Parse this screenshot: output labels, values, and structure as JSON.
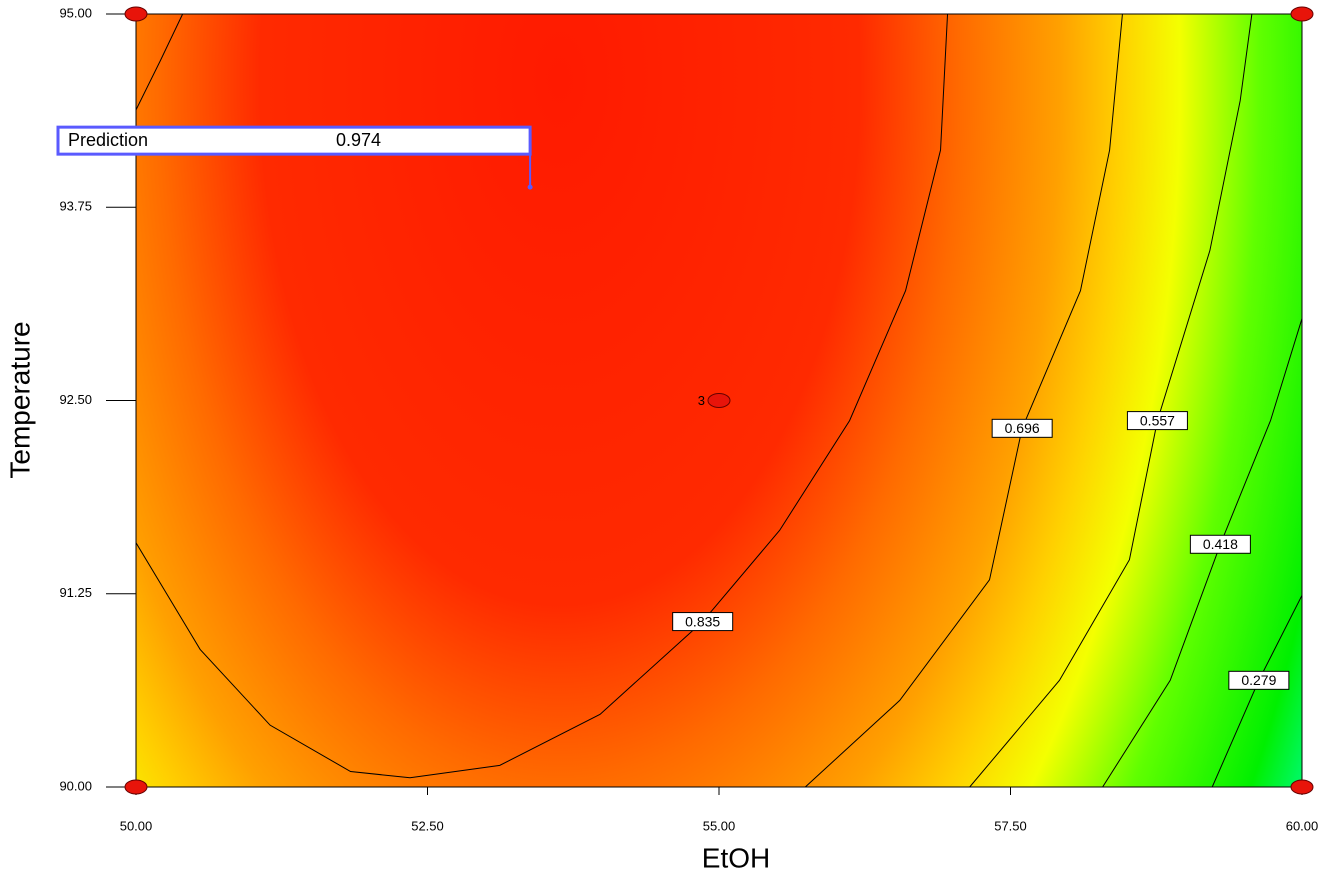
{
  "chart_data": {
    "type": "contour",
    "x_label": "EtOH",
    "y_label": "Temperature",
    "xlim": [
      50,
      60
    ],
    "ylim": [
      90,
      95
    ],
    "xticks": [
      {
        "value": 50,
        "label": "50.00"
      },
      {
        "value": 52.5,
        "label": "52.50"
      },
      {
        "value": 55,
        "label": "55.00"
      },
      {
        "value": 57.5,
        "label": "57.50"
      },
      {
        "value": 60,
        "label": "60.00"
      }
    ],
    "yticks": [
      {
        "value": 90,
        "label": "90.00"
      },
      {
        "value": 91.25,
        "label": "91.25"
      },
      {
        "value": 92.5,
        "label": "92.50"
      },
      {
        "value": 93.75,
        "label": "93.75"
      },
      {
        "value": 95,
        "label": "95.00"
      }
    ],
    "contours": [
      {
        "level": 0.835,
        "x": [
          50,
          50.55,
          51.15,
          51.84,
          52.35,
          53.12,
          53.98,
          54.86,
          55.52,
          56.12,
          56.6,
          56.9,
          56.96,
          null,
          50,
          50.21,
          50.4
        ],
        "y": [
          91.58,
          90.89,
          90.4,
          90.1,
          90.06,
          90.14,
          90.47,
          91.07,
          91.66,
          92.37,
          93.21,
          94.12,
          95,
          null,
          94.38,
          94.7,
          95
        ]
      },
      {
        "level": 0.696,
        "x": [
          55.74,
          56.55,
          57.32,
          57.6,
          58.1,
          58.35,
          58.46
        ],
        "y": [
          90,
          90.56,
          91.34,
          92.32,
          93.21,
          94.12,
          95
        ]
      },
      {
        "level": 0.557,
        "x": [
          57.15,
          57.92,
          58.52,
          58.76,
          59.21,
          59.47,
          59.57
        ],
        "y": [
          90,
          90.69,
          91.47,
          92.37,
          93.47,
          94.44,
          95
        ]
      },
      {
        "level": 0.418,
        "x": [
          58.29,
          58.87,
          59.3,
          59.73,
          60
        ],
        "y": [
          90,
          90.69,
          91.57,
          92.37,
          93.03
        ]
      },
      {
        "level": 0.279,
        "x": [
          59.23,
          59.63,
          60
        ],
        "y": [
          90,
          90.69,
          91.24
        ]
      }
    ],
    "design_points": {
      "x": [
        50,
        50,
        60,
        60
      ],
      "y": [
        90,
        95,
        95,
        90
      ]
    },
    "center_point": {
      "x": 55,
      "y": 92.5,
      "replicates": 3
    },
    "prediction": {
      "label": "Prediction",
      "value": 0.974,
      "x": 53.38,
      "y": 93.88
    }
  }
}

### Exercise task
Print out the lines exactly, skipping any picture.

### Response
Parse this screenshot: output labels, values, and structure as JSON.
{
  "chart_data": {
    "type": "contour",
    "x_label": "EtOH",
    "y_label": "Temperature",
    "xlim": [
      50,
      60
    ],
    "ylim": [
      90,
      95
    ],
    "xticks": [
      {
        "value": 50,
        "label": "50.00"
      },
      {
        "value": 52.5,
        "label": "52.50"
      },
      {
        "value": 55,
        "label": "55.00"
      },
      {
        "value": 57.5,
        "label": "57.50"
      },
      {
        "value": 60,
        "label": "60.00"
      }
    ],
    "yticks": [
      {
        "value": 90,
        "label": "90.00"
      },
      {
        "value": 91.25,
        "label": "91.25"
      },
      {
        "value": 92.5,
        "label": "92.50"
      },
      {
        "value": 93.75,
        "label": "93.75"
      },
      {
        "value": 95,
        "label": "95.00"
      }
    ],
    "contours": [
      {
        "level": 0.835,
        "x": [
          50,
          50.55,
          51.15,
          51.84,
          52.35,
          53.12,
          53.98,
          54.86,
          55.52,
          56.12,
          56.6,
          56.9,
          56.96,
          null,
          50,
          50.21,
          50.4
        ],
        "y": [
          91.58,
          90.89,
          90.4,
          90.1,
          90.06,
          90.14,
          90.47,
          91.07,
          91.66,
          92.37,
          93.21,
          94.12,
          95,
          null,
          94.38,
          94.7,
          95
        ]
      },
      {
        "level": 0.696,
        "x": [
          55.74,
          56.55,
          57.32,
          57.6,
          58.1,
          58.35,
          58.46
        ],
        "y": [
          90,
          90.56,
          91.34,
          92.32,
          93.21,
          94.12,
          95
        ]
      },
      {
        "level": 0.557,
        "x": [
          57.15,
          57.92,
          58.52,
          58.76,
          59.21,
          59.47,
          59.57
        ],
        "y": [
          90,
          90.69,
          91.47,
          92.37,
          93.47,
          94.44,
          95
        ]
      },
      {
        "level": 0.418,
        "x": [
          58.29,
          58.87,
          59.3,
          59.73,
          60
        ],
        "y": [
          90,
          90.69,
          91.57,
          92.37,
          93.03
        ]
      },
      {
        "level": 0.279,
        "x": [
          59.23,
          59.63,
          60
        ],
        "y": [
          90,
          90.69,
          91.24
        ]
      }
    ],
    "design_points": {
      "x": [
        50,
        50,
        60,
        60
      ],
      "y": [
        90,
        95,
        95,
        90
      ]
    },
    "center_point": {
      "x": 55,
      "y": 92.5,
      "replicates": 3
    },
    "prediction": {
      "label": "Prediction",
      "value": 0.974,
      "x": 53.38,
      "y": 93.88
    }
  }
}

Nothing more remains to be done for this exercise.